▸ **Текст для чтения**:
----------------

После прихода к власти Владимира Путина приоритеты экономической модернизации на первых порах воплотились в стремлении к преобразованиям — в начале 2000-х годов в России были запущены налоговая, пенсионная, земельная и ряд других реформ. Однако они сопровождались последовательным курсом на сужение политической (прежде всего, электоральной) конкуренции и ограничение гражданских свобод, чему способствовали и институциональные изменения: рецентрализация управления и законодательства о политических партиях и выборах[16]. Такое противоречие между заявленным стремлением к экономической модернизации и фактическим отказом от политической модернизации порождало ряд конфликтов, самым наглядным из которых стало «дело ЮКОСа»[17]. Оно стало поворотным пунктом для развития России 2000-х годов: «плюрализм по умолчанию» сменился монополизмом Кремля, был официально санкционирован пересмотр прав собственности, что привело фактически к «захвату государства» теперь уже не «олигархами», а правящей группой. Экономические реформы оказались свернуты либо свелись к набору разрозненных и непродуманных мер (подобно проведенной в 2005 году «монетизации льгот»). Бурный рост цен на нефть в 2004— 2008 годах и резкое увеличение масштаба ресурсной ренты окончательно свели на нет стимулы к преобразованиям[18]; сохранение статус-кво становилось целью российских властей как в политике, так и в экономике. Таким образом, программа авторитарной модернизации к концу 2000-х в России оказалась реализована лишь наполовину: признаки авторитаризма в стране были налицо, но в то же время о продвижении по пути модернизации говорить попросту не приходилось. Хотя «детские болезни» российских реформ 1990-х были более или менее преодолены, средства их лечения привели страну к хроническим заболеваниям: с точки зрения качества управления, практически все наблюдатели отмечали, что в 2000-е годы в стране наступил институциональный упадок[19].

----------------

▸ **Сохранённые данные**:
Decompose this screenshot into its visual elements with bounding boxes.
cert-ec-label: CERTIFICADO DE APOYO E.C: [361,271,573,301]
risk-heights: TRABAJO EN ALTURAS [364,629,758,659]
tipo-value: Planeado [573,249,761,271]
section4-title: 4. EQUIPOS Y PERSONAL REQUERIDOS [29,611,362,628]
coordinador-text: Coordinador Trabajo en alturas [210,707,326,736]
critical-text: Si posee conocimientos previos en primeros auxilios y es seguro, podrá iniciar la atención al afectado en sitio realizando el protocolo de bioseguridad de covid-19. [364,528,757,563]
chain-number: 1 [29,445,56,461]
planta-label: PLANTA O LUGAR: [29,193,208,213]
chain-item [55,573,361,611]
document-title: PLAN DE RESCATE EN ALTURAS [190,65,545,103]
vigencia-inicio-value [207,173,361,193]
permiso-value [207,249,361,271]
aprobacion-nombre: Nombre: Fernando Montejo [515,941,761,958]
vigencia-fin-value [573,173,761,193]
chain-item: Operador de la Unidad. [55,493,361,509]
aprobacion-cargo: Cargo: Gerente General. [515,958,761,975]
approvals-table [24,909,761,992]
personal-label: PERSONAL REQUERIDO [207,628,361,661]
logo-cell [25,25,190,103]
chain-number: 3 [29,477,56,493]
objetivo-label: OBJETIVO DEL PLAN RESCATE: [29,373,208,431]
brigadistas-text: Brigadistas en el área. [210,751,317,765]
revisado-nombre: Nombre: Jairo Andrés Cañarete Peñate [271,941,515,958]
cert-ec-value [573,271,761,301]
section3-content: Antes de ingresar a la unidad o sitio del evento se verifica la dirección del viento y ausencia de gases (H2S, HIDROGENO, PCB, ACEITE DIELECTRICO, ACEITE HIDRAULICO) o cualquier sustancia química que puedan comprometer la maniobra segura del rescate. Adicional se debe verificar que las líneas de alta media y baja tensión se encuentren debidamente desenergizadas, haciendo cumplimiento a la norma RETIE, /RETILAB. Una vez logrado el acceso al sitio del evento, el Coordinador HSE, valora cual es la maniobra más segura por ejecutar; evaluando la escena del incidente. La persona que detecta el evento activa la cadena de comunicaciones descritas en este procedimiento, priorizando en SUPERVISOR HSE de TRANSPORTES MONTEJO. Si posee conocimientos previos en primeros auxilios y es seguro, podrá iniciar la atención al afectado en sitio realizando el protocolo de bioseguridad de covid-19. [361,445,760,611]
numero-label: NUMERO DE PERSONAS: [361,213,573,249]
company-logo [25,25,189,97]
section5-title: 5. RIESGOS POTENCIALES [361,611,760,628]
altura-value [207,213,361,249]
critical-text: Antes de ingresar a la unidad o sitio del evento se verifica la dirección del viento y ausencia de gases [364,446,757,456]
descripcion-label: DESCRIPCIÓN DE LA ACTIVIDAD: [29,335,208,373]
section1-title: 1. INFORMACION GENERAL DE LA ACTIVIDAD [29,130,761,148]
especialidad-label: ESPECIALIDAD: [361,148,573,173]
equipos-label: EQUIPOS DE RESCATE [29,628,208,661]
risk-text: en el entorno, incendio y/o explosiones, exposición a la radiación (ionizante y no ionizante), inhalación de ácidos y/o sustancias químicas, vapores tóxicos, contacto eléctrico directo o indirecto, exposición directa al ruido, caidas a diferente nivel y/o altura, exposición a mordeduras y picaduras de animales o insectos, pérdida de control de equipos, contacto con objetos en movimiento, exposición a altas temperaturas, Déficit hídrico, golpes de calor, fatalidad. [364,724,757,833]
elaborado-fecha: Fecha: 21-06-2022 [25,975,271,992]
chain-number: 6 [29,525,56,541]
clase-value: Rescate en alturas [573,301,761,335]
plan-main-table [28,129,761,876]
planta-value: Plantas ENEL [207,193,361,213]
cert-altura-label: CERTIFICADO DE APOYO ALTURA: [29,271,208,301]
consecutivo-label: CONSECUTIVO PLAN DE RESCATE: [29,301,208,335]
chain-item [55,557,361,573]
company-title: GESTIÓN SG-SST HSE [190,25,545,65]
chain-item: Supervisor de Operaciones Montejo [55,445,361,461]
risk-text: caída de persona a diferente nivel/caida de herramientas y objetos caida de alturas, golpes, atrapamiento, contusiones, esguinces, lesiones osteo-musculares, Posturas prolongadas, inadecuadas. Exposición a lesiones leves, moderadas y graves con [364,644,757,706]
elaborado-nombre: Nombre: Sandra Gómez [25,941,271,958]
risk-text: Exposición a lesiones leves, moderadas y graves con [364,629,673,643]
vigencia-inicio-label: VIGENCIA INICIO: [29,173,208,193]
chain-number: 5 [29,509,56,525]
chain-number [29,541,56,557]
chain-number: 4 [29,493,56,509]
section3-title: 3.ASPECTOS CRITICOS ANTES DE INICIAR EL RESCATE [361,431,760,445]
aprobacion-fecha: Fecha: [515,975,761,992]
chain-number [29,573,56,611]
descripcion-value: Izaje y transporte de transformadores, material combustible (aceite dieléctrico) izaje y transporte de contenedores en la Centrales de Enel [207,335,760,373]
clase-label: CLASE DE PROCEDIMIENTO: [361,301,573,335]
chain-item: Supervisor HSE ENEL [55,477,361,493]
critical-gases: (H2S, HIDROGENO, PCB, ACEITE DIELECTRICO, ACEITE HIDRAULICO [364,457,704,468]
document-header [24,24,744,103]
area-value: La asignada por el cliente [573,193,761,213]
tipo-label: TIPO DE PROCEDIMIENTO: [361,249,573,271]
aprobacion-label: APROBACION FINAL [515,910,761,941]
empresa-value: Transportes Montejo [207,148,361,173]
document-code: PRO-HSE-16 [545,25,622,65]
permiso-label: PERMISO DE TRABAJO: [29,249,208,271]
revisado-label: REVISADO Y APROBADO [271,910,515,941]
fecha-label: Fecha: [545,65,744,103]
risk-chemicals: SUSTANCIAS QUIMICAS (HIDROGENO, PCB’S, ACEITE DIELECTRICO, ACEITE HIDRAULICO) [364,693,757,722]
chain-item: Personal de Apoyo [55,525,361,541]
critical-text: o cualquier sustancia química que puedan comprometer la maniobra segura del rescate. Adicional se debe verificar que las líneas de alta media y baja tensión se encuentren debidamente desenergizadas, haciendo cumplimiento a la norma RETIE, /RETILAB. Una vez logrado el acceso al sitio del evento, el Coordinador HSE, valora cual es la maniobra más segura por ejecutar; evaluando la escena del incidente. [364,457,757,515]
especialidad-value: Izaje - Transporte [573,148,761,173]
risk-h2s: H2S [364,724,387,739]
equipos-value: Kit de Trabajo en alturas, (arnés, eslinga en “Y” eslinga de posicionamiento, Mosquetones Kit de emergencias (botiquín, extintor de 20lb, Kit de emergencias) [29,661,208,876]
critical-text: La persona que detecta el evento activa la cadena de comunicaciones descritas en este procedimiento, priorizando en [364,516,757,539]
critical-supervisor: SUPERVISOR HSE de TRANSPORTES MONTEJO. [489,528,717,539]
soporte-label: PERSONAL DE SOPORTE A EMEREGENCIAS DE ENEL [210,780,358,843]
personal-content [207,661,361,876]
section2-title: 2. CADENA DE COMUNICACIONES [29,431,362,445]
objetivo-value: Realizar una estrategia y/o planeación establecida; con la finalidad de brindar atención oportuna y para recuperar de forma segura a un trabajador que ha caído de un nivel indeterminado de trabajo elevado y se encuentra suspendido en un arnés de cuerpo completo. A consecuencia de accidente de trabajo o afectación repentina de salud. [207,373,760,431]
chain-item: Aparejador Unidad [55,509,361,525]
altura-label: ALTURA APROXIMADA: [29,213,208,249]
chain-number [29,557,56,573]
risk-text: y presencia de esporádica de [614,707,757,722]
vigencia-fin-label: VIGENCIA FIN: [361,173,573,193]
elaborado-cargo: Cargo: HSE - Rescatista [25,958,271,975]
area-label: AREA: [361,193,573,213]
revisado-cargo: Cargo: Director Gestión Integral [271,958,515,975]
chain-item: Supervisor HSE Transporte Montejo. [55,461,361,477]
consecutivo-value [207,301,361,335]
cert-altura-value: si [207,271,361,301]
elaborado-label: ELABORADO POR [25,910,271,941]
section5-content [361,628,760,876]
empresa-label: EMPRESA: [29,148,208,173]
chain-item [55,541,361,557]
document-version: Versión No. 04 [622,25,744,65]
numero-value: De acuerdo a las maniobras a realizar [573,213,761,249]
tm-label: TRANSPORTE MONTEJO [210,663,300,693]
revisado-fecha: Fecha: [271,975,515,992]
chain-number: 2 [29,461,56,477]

----------------

▸ **Условие задания**:
Пожалуйста, допишите следующую часть текста об авторитарной модернизации в России 2000-х годов, начав сразу после его последнего предложения.

▸ **Результат задания**:
Между тем издержки сохранения статус-кво для российских властей росли по мере того, как планы модернизации подменялись бессодержательными официозными заклинаниями типа «Россия встает с колен». Неэффективность иерархической «вертикали власти» и имманентно присущая ей чудовищно высокая коррупция[20], перманентные конфликты между «башнями Кремля» за передел ресурсной ренты, чувствительные поражения на внешнеполитической арене — лишь некоторые характеристики политико-экономического управления в России накануне начавшегося в 2008 году экономического кризиса, который лишь усугубил эти проблемы. Риторика модернизации, привнесенная в российский политический дискурс Дмитрием Медведевым, отчасти отражала глубокое разочарование подобным развитием событий и неудовлетворенность итогами путинского правления. Но, несмотря на обилие деклараций о стремлении к экономической модернизации, которые содержатся в выступлениях президента Медведева[21], по всей видимости, дальше словесных заявлений дело не пойдет. Причины здесь следует искать не только и не столько в текущей политической конъюнктуре — не в том, что «хорошему» Медведеву препятствуют «плохой» Путин и его приближенные, превратившиеся в новых «олигархов». Они обусловлены куда более глубокими дефектами программы авторитарной модернизации, которые препятствуют ее осуществлению в сегодняшней России.
Говоря о неудачах проектов авторитарной модернизации, часто ссылаются на тот неоспоримый факт, что у лидеров авторитарных режимов недостает стимулов для проведения последовательного курса социально-экономической модернизации: они редко склонны к радикальным преобразованиям, а порой и не способны к ним. Не удивительно, что критически настроенные эксперты отмечают слабость реформистского потенциала и у российского президента[22]. Но поставим вопрос иначе: допустим, что «модернизация» — это не просто слова, но и реальные намерения создать в России современную экономику и эффективную систему управления. Способен ли нынешний российский авторитарный режим воплотить их в жизнь?
Набор политических инструментов для проведения курса авторитарной модернизации довольно ограничен: лидеры авторитарных режимов могут опираться на один из трех институтов: бюрократию, «силовиков» или доминирующую партию (в той или иной комбинации). Это различие соответствует трем основным типам авторитарных режимов: бюрократические, военные и однопартийные[23]. Но ни один из этих инструментов непригоден для модернизации в условиях сегодняшней России.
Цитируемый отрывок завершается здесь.